Il tuo obiettivo: Ricopia senza alcuna modifica il tratto del materiale che si apre con la riga contenente "pref-summary: Walking/Running/Sprinting <box>11" e si chiude con quella contenente "pref-summary: Set Step", incluse entrambe.

Informazioni fornite:
:::::

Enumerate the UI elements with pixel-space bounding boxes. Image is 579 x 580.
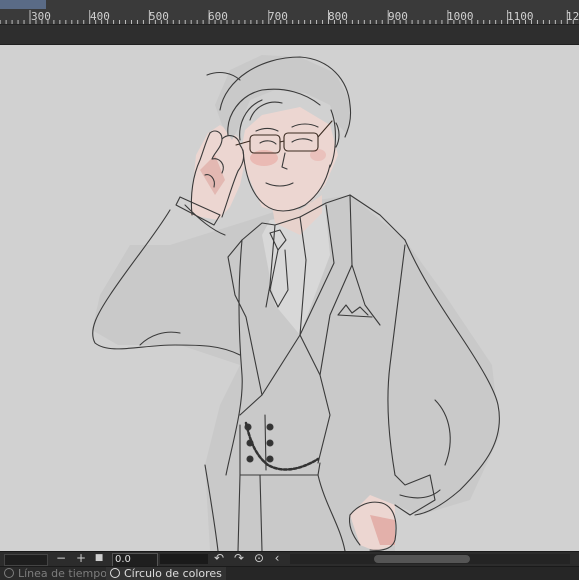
- color-wheel-icon: [110, 568, 120, 578]
- scrollbar-thumb[interactable]: [374, 555, 470, 563]
- chevron-left-icon[interactable]: ‹: [270, 552, 284, 566]
- tab-timeline[interactable]: Línea de tiempo: [0, 567, 111, 580]
- rotate-right-icon[interactable]: ↷: [232, 552, 246, 566]
- drawing-canvas[interactable]: [0, 45, 579, 551]
- timeline-control-bar: − + ■ 0.0 ↶ ↷ ⊙ ‹: [0, 551, 579, 567]
- timeline-value-field[interactable]: 0.0: [112, 553, 158, 567]
- rotate-left-icon[interactable]: ↶: [212, 552, 226, 566]
- tab-label: Círculo de colores: [124, 567, 222, 580]
- ruler-label: 900: [388, 10, 408, 23]
- timeline-track[interactable]: [160, 554, 208, 564]
- timeline-icon: [4, 568, 14, 578]
- canvas-header-strip: [0, 25, 579, 45]
- panel-tab-bar: Línea de tiempo Círculo de colores: [0, 566, 579, 580]
- reset-rotation-icon[interactable]: ⊙: [252, 552, 266, 566]
- ruler-label: 500: [149, 10, 169, 23]
- horizontal-scrollbar[interactable]: [290, 554, 570, 564]
- ruler-label: 300: [31, 10, 51, 23]
- tab-color-wheel[interactable]: Círculo de colores: [106, 567, 226, 580]
- ruler-ticks: [0, 10, 574, 24]
- ruler-label: 700: [268, 10, 288, 23]
- artwork: [92, 55, 500, 551]
- tab-label: Línea de tiempo: [18, 567, 107, 580]
- ruler-label: 600: [208, 10, 228, 23]
- zoom-in-button[interactable]: +: [74, 552, 88, 566]
- zoom-out-button[interactable]: −: [54, 552, 68, 566]
- ruler-label: 1100: [507, 10, 534, 23]
- ruler-label: 1000: [447, 10, 474, 23]
- ruler-label: 400: [90, 10, 110, 23]
- ruler-label: 800: [328, 10, 348, 23]
- horizontal-ruler: 300 400 500 600 700 800 900 1000 1100 12: [0, 0, 579, 25]
- timeline-slider[interactable]: [4, 554, 48, 566]
- stop-button[interactable]: ■: [92, 552, 106, 566]
- ruler-label: 12: [566, 10, 579, 23]
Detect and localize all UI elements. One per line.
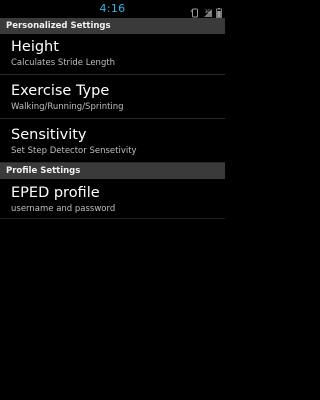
pref-summary: Walking/Running/Sprinting <box>11 102 124 112</box>
pref-summary: username and password <box>11 204 116 214</box>
pref-summary: Calculates Stride Length <box>11 58 116 68</box>
pref-exercise-type[interactable]: Exercise Type Walking/Running/Sprinting <box>0 75 225 119</box>
pref-title: Height <box>11 39 59 55</box>
pref-title: Sensitivity <box>11 127 87 143</box>
pref-title: Exercise Type <box>11 83 110 99</box>
svg-text:3G: 3G <box>205 9 211 14</box>
pref-summary: Set Step Detector Sensetivity <box>11 146 137 156</box>
pref-title: EPED profile <box>11 185 100 201</box>
pref-eped-profile[interactable]: EPED profile username and password <box>0 179 225 219</box>
section-header-profile: Profile Settings <box>0 163 225 179</box>
status-bar: 4:16 3G <box>0 0 225 18</box>
rotation-lock-icon <box>190 3 200 22</box>
status-icons: 3G <box>190 3 222 22</box>
battery-icon <box>216 3 222 22</box>
pref-sensitivity[interactable]: Sensitivity Set Step Detector Sensetivit… <box>0 119 225 163</box>
signal-strength-icon: 3G <box>203 3 213 22</box>
pref-height[interactable]: Height Calculates Stride Length <box>0 34 225 75</box>
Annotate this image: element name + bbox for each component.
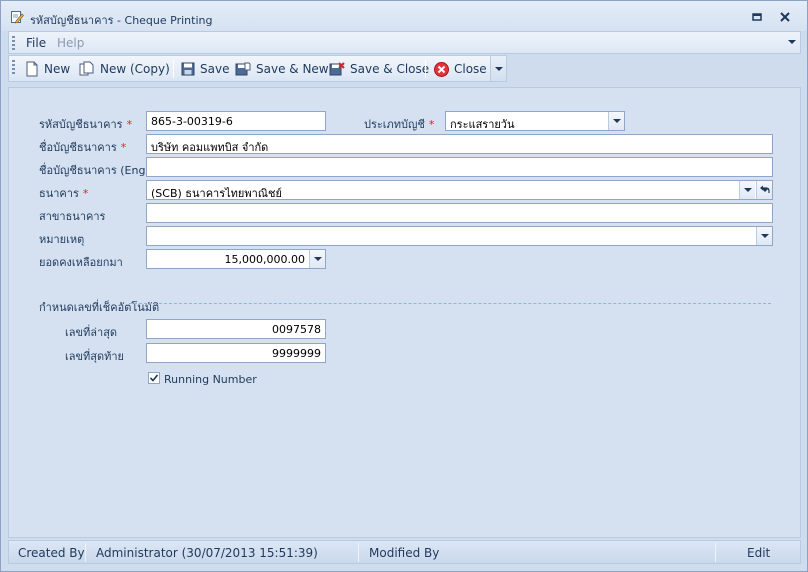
cheque-printing-window: รหัสบัญชีธนาคาร - Cheque Printing File H…: [0, 0, 808, 572]
account-code-label: รหัสบัญชีธนาคาร *: [39, 118, 133, 131]
account-type-label: ประเภทบัญชี *: [364, 118, 435, 131]
save-new-icon: [235, 62, 251, 76]
account-name-field[interactable]: บริษัท คอมแพทบิส จำกัด: [146, 134, 773, 154]
bank-value: (SCB) ธนาคารไทยพาณิชย์: [151, 187, 282, 200]
status-bar: Created By Administrator (30/07/2013 15:…: [8, 540, 801, 564]
last-number-field[interactable]: 9999999: [146, 343, 326, 363]
menu-help[interactable]: Help: [57, 36, 84, 50]
balance-field[interactable]: 15,000,000.00: [146, 249, 326, 269]
new-button[interactable]: New: [25, 58, 70, 80]
chevron-down-icon: [495, 67, 503, 71]
restore-icon[interactable]: [750, 10, 764, 24]
required-marker: *: [428, 118, 435, 131]
save-new-button-label: Save & New: [256, 62, 329, 76]
close-circle-icon: [434, 61, 449, 77]
toolbar-grip[interactable]: [12, 60, 15, 74]
status-separator: [85, 543, 86, 562]
save-close-button[interactable]: Save & Close: [329, 58, 429, 80]
save-disk-icon: [181, 62, 195, 76]
form-panel: รหัสบัญชีธนาคาร * 865-3-00319-6 ประเภทบัญ…: [8, 87, 801, 538]
save-new-button[interactable]: Save & New: [235, 58, 329, 80]
account-name-eng-field[interactable]: [146, 157, 773, 177]
toolbar-separator: [425, 60, 426, 78]
created-by-value: Administrator (30/07/2013 15:51:39): [96, 546, 318, 560]
status-separator: [358, 543, 359, 562]
last-number-label: เลขที่สุดท้าย: [65, 350, 125, 363]
branch-label: สาขาธนาคาร: [39, 210, 106, 223]
undo-arrow-icon: [760, 185, 770, 193]
created-by-label: Created By: [18, 546, 85, 560]
menu-bar: File Help: [8, 31, 801, 54]
edit-document-icon: [11, 11, 24, 24]
running-number-checkbox[interactable]: [148, 372, 160, 384]
toolbar: New New (Copy) Save Save & New Save & Cl…: [8, 55, 507, 82]
balance-calculator-button[interactable]: [309, 250, 325, 268]
title-bar: รหัสบัญชีธนาคาร - Cheque Printing: [1, 1, 807, 31]
bank-select[interactable]: (SCB) ธนาคารไทยพาณิชย์: [146, 180, 773, 200]
account-type-select[interactable]: กระแสรายวัน: [445, 111, 625, 131]
latest-number-label: เลขที่ล่าสุด: [65, 326, 118, 339]
bank-dropdown-button[interactable]: [739, 181, 755, 199]
account-name-eng-label: ชื่อบัญชีธนาคาร (Eng): [39, 164, 150, 177]
latest-number-field[interactable]: 0097578: [146, 319, 326, 339]
close-button[interactable]: Close: [434, 58, 487, 80]
new-copy-button[interactable]: New (Copy): [79, 58, 170, 80]
required-marker: *: [126, 118, 133, 131]
chevron-down-icon[interactable]: [788, 38, 796, 46]
new-copy-button-label: New (Copy): [100, 62, 170, 76]
auto-cheque-group-label: กำหนดเลขที่เช็คอัตโนมัติ: [39, 301, 160, 314]
account-name-label: ชื่อบัญชีธนาคาร *: [39, 141, 127, 154]
status-separator: [715, 543, 716, 562]
new-document-icon: [26, 61, 38, 77]
modified-by-label: Modified By: [369, 546, 440, 560]
save-close-button-label: Save & Close: [350, 62, 430, 76]
toolbar-separator: [173, 60, 174, 78]
note-dropdown-button[interactable]: [756, 227, 772, 245]
close-window-icon[interactable]: [778, 10, 792, 24]
required-marker: *: [120, 141, 127, 154]
copy-document-icon: [79, 61, 94, 76]
checkmark-icon: [149, 374, 159, 382]
balance-label: ยอดคงเหลือยกมา: [39, 256, 123, 269]
close-button-label: Close: [454, 62, 487, 76]
save-button-label: Save: [200, 62, 230, 76]
new-button-label: New: [44, 62, 71, 76]
required-marker: *: [82, 187, 89, 200]
window-title: รหัสบัญชีธนาคาร - Cheque Printing: [30, 14, 213, 27]
bank-label: ธนาคาร *: [39, 187, 89, 200]
note-label: หมายเหตุ: [39, 233, 85, 246]
toolbar-overflow-dropdown[interactable]: [490, 56, 506, 81]
menu-grip[interactable]: [12, 36, 15, 50]
save-button[interactable]: Save: [181, 58, 229, 80]
note-select[interactable]: [146, 226, 773, 246]
running-number-label[interactable]: Running Number: [164, 373, 257, 386]
group-divider: [129, 303, 771, 304]
menu-file[interactable]: File: [26, 36, 46, 50]
account-type-dropdown-button[interactable]: [608, 112, 624, 130]
edit-mode-status: Edit: [747, 546, 771, 560]
branch-field[interactable]: [146, 203, 773, 223]
account-code-field[interactable]: 865-3-00319-6: [146, 111, 326, 131]
save-close-icon: [329, 62, 345, 76]
bank-undo-button[interactable]: [756, 181, 772, 199]
account-type-value: กระแสรายวัน: [450, 118, 515, 131]
balance-value: 15,000,000.00: [224, 253, 305, 266]
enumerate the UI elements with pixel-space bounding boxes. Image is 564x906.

:::::

Risposta:
pref-summary: Walking/Running/Sprinting <box>11 102 124 112</box>
pref-summary: username and password <box>11 204 116 214</box>
pref-summary: Calculates Stride Length <box>11 58 116 68</box>
pref-exercise-type[interactable]: Exercise Type Walking/Running/Sprinting <box>0 75 225 119</box>
pref-title: Height <box>11 39 59 55</box>
pref-title: Sensitivity <box>11 127 87 143</box>
pref-title: Exercise Type <box>11 83 110 99</box>
svg-text:3G: 3G <box>205 9 211 14</box>
pref-summary: Set Step Detector Sensetivity <box>11 146 137 156</box>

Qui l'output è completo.